----- DOCUMENT TEXT

Destination XL has offered an optimistic outlook for the remainder of the year as it moved to a profit in its first-quarter and revealed higher sales. Net income amounted to $0.2m versus a net loss of $0.6m in the year ago period. Gross margin narrowed slightly to 46.1% from, 46.2% last year as a result of a 10-basis-point increase in occupancy costs. Total sales were up 3.3% to $107.9m, primarily driven by a comparable sales increase of 5.8% from its DXL stores. Group comparable sales were up 2%. "Our first-quarter results demonstrate the continued strength of the DXL concept, which drove solid growth in sales and profitability even as persistent cooler weather affected much of the retail apparel industry," said CEO David Levin. "Despite a slow start in certain warm weather categories, we remain upbeat in our outlook for 2016. We are confident in our merchandise assortments, and we expect sales growth to improve in the second quarter with the arrival of a consistent, warmer weather pattern, which will drive traffic to both our stores and website."

Foot Locker 

US speciality athletic retailer Foot Locker has record its most profitable quarter in company history, as earnings reached $191m from $184m a year earlier. The gross margin rate remained stable year-over-year at 35% of sales. Total revenues were up 3.7% to $1.99bn, while comparable store sales grew 2.9%. Excluding the effect of foreign currency fluctuations, total sales for the first quarter increased 3.9%. CEO Richard Johnson, said: "Our team navigated well through a variety of challenges, not least of which were rapidly-shifting product category preferences by our customers, to achieve our 25th consecutive quarter of meaningful sales and profit increases over the prior year. Never has it been more apparent how important is the work that we have done to build leadership positions across channels, geographies, banners, and product categories."

Shoe Carnival, Inc.

Shoe Carnival booked record revenues in its first-quarter thanks to its new multi-channel sales initiative. Net sales were up $7.7m to reach $260.5m, while comparable sales grew 2.7%, the seventh consecutive quarterly increase. Gross margin narrowed to 29% from 29.5% in the prior year, but earnings edged up to $107.7m from $10.4m last year. CEO Cliff Sifford, said: "Our record first-quarter sales and diluted earnings per share were driven by continued strength in athletic footwear for the entire family and tight expense control. Unseasonably warm temperatures helped drive sales early in the quarter, and though cold weather did impact our Easter holiday performance, we generated positive momentum late in the quarter when more seasonal conditions returned."

New York & Company, Inc.

----------
----- DATASET EXTRACT

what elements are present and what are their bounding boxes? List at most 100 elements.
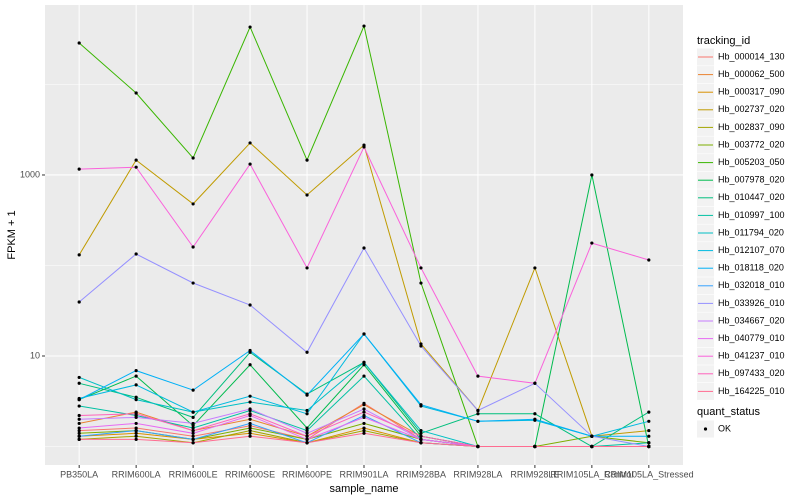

----------

→ EXERCISE DETAILS:
Copy the retail earnings text word for word from "Shoe Carnival booked" to "York & Company, Inc.". The material has no connection to the retail earnings text.

→ SOLUTION TO THE PROBLEM:
Shoe Carnival booked record revenues in its first-quarter thanks to its new multi-channel sales initiative. Net sales were up $7.7m to reach $260.5m, while comparable sales grew 2.7%, the seventh consecutive quarterly increase. Gross margin narrowed to 29% from 29.5% in the prior year, but earnings edged up to $107.7m from $10.4m last year. CEO Cliff Sifford, said: "Our record first-quarter sales and diluted earnings per share were driven by continued strength in athletic footwear for the entire family and tight expense control. Unseasonably warm temperatures helped drive sales early in the quarter, and though cold weather did impact our Easter holiday performance, we generated positive momentum late in the quarter when more seasonal conditions returned."

New York & Company, Inc.